Transcribe every entry word for word. Skip the pictures.

-- Start EXERCISE DATA --

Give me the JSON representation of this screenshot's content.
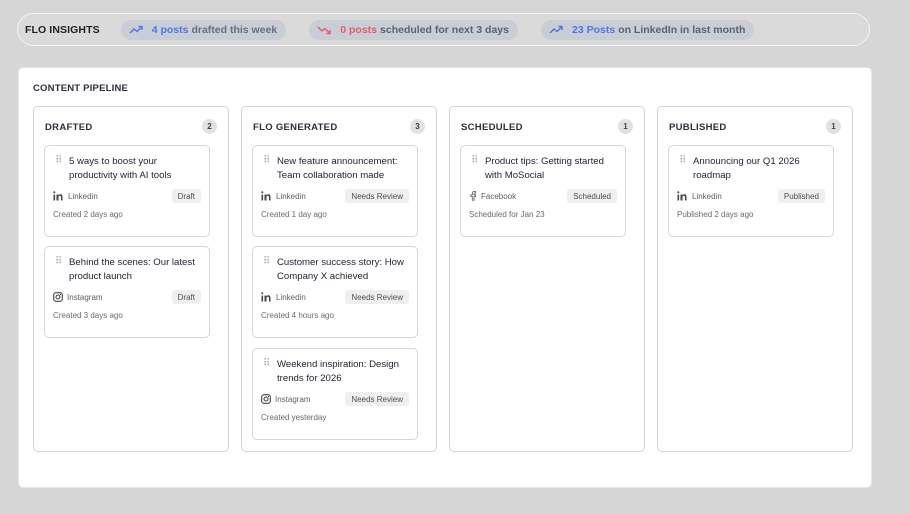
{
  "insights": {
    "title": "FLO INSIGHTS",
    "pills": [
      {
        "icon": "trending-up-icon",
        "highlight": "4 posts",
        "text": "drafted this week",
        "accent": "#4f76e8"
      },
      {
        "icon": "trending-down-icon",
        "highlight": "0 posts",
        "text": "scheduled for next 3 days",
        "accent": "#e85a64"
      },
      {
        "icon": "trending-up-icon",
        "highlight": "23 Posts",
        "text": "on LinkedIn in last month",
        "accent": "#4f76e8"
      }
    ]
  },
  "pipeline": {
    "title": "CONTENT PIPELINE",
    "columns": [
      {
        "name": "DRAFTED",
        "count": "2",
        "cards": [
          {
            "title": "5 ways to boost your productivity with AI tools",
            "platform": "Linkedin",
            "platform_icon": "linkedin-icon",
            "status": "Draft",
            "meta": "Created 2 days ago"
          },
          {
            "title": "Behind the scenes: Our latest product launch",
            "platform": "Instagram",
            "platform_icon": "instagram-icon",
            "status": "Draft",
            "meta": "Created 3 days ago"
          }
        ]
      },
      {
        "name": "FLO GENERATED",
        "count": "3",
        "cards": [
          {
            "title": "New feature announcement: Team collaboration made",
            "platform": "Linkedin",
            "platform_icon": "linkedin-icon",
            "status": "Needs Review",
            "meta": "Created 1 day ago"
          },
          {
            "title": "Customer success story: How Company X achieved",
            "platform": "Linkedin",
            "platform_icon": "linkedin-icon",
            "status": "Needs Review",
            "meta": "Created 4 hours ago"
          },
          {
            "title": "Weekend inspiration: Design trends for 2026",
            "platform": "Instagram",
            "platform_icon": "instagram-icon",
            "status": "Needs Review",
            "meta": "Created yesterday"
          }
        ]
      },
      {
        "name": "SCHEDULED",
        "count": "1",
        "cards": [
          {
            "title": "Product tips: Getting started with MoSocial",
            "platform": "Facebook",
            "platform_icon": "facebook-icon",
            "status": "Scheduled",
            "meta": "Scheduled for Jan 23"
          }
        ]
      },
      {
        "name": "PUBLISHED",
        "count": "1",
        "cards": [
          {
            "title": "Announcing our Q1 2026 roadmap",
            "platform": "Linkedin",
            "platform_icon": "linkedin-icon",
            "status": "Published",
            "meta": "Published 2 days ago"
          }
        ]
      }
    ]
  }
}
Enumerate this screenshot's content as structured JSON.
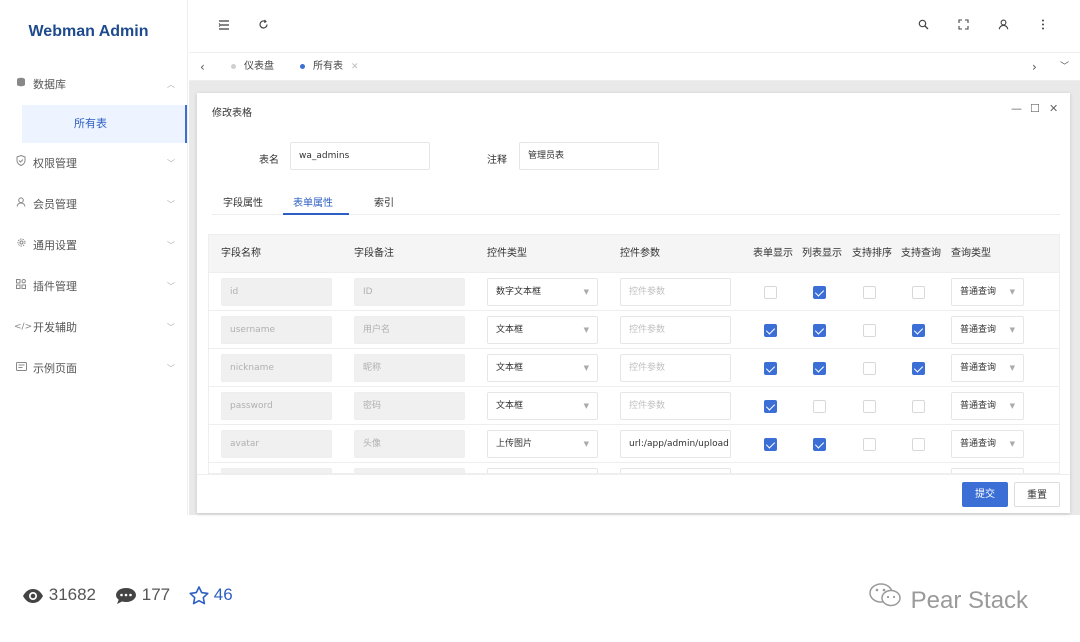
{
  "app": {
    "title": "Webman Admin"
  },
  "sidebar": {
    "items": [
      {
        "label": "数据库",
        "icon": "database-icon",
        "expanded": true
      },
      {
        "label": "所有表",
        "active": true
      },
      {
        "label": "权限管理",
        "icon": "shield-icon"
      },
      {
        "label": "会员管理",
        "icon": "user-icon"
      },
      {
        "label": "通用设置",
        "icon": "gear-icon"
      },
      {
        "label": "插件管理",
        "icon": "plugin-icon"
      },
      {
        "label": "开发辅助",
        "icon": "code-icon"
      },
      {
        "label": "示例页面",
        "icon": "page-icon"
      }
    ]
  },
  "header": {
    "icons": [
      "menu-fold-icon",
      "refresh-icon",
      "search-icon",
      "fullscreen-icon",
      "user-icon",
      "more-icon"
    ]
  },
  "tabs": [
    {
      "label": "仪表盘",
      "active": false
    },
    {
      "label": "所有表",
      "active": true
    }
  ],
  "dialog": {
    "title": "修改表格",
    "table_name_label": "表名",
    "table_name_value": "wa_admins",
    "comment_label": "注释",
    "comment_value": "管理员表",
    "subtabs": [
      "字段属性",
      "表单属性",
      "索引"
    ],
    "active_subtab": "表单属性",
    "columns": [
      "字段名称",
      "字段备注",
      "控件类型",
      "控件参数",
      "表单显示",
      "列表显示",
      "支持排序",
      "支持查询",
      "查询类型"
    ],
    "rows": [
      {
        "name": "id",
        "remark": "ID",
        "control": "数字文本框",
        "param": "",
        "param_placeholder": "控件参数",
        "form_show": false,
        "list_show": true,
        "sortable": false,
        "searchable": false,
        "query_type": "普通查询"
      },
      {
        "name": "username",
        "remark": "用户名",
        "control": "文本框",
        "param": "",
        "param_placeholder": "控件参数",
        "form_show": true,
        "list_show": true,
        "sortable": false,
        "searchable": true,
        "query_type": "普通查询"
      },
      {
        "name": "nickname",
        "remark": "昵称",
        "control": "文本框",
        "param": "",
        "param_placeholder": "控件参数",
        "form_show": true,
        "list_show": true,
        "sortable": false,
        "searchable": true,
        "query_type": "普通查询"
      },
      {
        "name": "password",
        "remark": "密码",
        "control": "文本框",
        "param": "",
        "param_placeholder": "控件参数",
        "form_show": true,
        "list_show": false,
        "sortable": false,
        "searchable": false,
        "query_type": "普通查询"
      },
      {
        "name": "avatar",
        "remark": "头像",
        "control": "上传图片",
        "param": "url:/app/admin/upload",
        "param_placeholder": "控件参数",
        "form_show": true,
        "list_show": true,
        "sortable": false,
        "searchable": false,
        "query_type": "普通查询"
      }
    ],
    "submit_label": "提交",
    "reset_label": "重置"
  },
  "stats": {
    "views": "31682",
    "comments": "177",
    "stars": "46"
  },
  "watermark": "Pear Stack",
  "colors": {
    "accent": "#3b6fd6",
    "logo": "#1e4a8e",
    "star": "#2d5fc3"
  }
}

-- End EXERCISE DATA --

THE REPLY:
Give me the JSON representation of this screenshot's content.
{
  "insights": {
    "title": "FLO INSIGHTS",
    "pills": [
      {
        "icon": "trending-up-icon",
        "highlight": "4 posts",
        "text": "drafted this week",
        "accent": "#4f76e8"
      },
      {
        "icon": "trending-down-icon",
        "highlight": "0 posts",
        "text": "scheduled for next 3 days",
        "accent": "#e85a64"
      },
      {
        "icon": "trending-up-icon",
        "highlight": "23 Posts",
        "text": "on LinkedIn in last month",
        "accent": "#4f76e8"
      }
    ]
  },
  "pipeline": {
    "title": "CONTENT PIPELINE",
    "columns": [
      {
        "name": "DRAFTED",
        "count": "2",
        "cards": [
          {
            "title": "5 ways to boost your productivity with AI tools",
            "platform": "Linkedin",
            "platform_icon": "linkedin-icon",
            "status": "Draft",
            "meta": "Created 2 days ago"
          },
          {
            "title": "Behind the scenes: Our latest product launch",
            "platform": "Instagram",
            "platform_icon": "instagram-icon",
            "status": "Draft",
            "meta": "Created 3 days ago"
          }
        ]
      },
      {
        "name": "FLO GENERATED",
        "count": "3",
        "cards": [
          {
            "title": "New feature announcement: Team collaboration made",
            "platform": "Linkedin",
            "platform_icon": "linkedin-icon",
            "status": "Needs Review",
            "meta": "Created 1 day ago"
          },
          {
            "title": "Customer success story: How Company X achieved",
            "platform": "Linkedin",
            "platform_icon": "linkedin-icon",
            "status": "Needs Review",
            "meta": "Created 4 hours ago"
          },
          {
            "title": "Weekend inspiration: Design trends for 2026",
            "platform": "Instagram",
            "platform_icon": "instagram-icon",
            "status": "Needs Review",
            "meta": "Created yesterday"
          }
        ]
      },
      {
        "name": "SCHEDULED",
        "count": "1",
        "cards": [
          {
            "title": "Product tips: Getting started with MoSocial",
            "platform": "Facebook",
            "platform_icon": "facebook-icon",
            "status": "Scheduled",
            "meta": "Scheduled for Jan 23"
          }
        ]
      },
      {
        "name": "PUBLISHED",
        "count": "1",
        "cards": [
          {
            "title": "Announcing our Q1 2026 roadmap",
            "platform": "Linkedin",
            "platform_icon": "linkedin-icon",
            "status": "Published",
            "meta": "Published 2 days ago"
          }
        ]
      }
    ]
  }
}
Enumerate this screenshot's content as structured JSON.
{
  "app": {
    "title": "Webman Admin"
  },
  "sidebar": {
    "items": [
      {
        "label": "数据库",
        "icon": "database-icon",
        "expanded": true
      },
      {
        "label": "所有表",
        "active": true
      },
      {
        "label": "权限管理",
        "icon": "shield-icon"
      },
      {
        "label": "会员管理",
        "icon": "user-icon"
      },
      {
        "label": "通用设置",
        "icon": "gear-icon"
      },
      {
        "label": "插件管理",
        "icon": "plugin-icon"
      },
      {
        "label": "开发辅助",
        "icon": "code-icon"
      },
      {
        "label": "示例页面",
        "icon": "page-icon"
      }
    ]
  },
  "header": {
    "icons": [
      "menu-fold-icon",
      "refresh-icon",
      "search-icon",
      "fullscreen-icon",
      "user-icon",
      "more-icon"
    ]
  },
  "tabs": [
    {
      "label": "仪表盘",
      "active": false
    },
    {
      "label": "所有表",
      "active": true
    }
  ],
  "dialog": {
    "title": "修改表格",
    "table_name_label": "表名",
    "table_name_value": "wa_admins",
    "comment_label": "注释",
    "comment_value": "管理员表",
    "subtabs": [
      "字段属性",
      "表单属性",
      "索引"
    ],
    "active_subtab": "表单属性",
    "columns": [
      "字段名称",
      "字段备注",
      "控件类型",
      "控件参数",
      "表单显示",
      "列表显示",
      "支持排序",
      "支持查询",
      "查询类型"
    ],
    "rows": [
      {
        "name": "id",
        "remark": "ID",
        "control": "数字文本框",
        "param": "",
        "param_placeholder": "控件参数",
        "form_show": false,
        "list_show": true,
        "sortable": false,
        "searchable": false,
        "query_type": "普通查询"
      },
      {
        "name": "username",
        "remark": "用户名",
        "control": "文本框",
        "param": "",
        "param_placeholder": "控件参数",
        "form_show": true,
        "list_show": true,
        "sortable": false,
        "searchable": true,
        "query_type": "普通查询"
      },
      {
        "name": "nickname",
        "remark": "昵称",
        "control": "文本框",
        "param": "",
        "param_placeholder": "控件参数",
        "form_show": true,
        "list_show": true,
        "sortable": false,
        "searchable": true,
        "query_type": "普通查询"
      },
      {
        "name": "password",
        "remark": "密码",
        "control": "文本框",
        "param": "",
        "param_placeholder": "控件参数",
        "form_show": true,
        "list_show": false,
        "sortable": false,
        "searchable": false,
        "query_type": "普通查询"
      },
      {
        "name": "avatar",
        "remark": "头像",
        "control": "上传图片",
        "param": "url:/app/admin/upload",
        "param_placeholder": "控件参数",
        "form_show": true,
        "list_show": true,
        "sortable": false,
        "searchable": false,
        "query_type": "普通查询"
      }
    ],
    "submit_label": "提交",
    "reset_label": "重置"
  },
  "stats": {
    "views": "31682",
    "comments": "177",
    "stars": "46"
  },
  "watermark": "Pear Stack",
  "colors": {
    "accent": "#3b6fd6",
    "logo": "#1e4a8e",
    "star": "#2d5fc3"
  }
}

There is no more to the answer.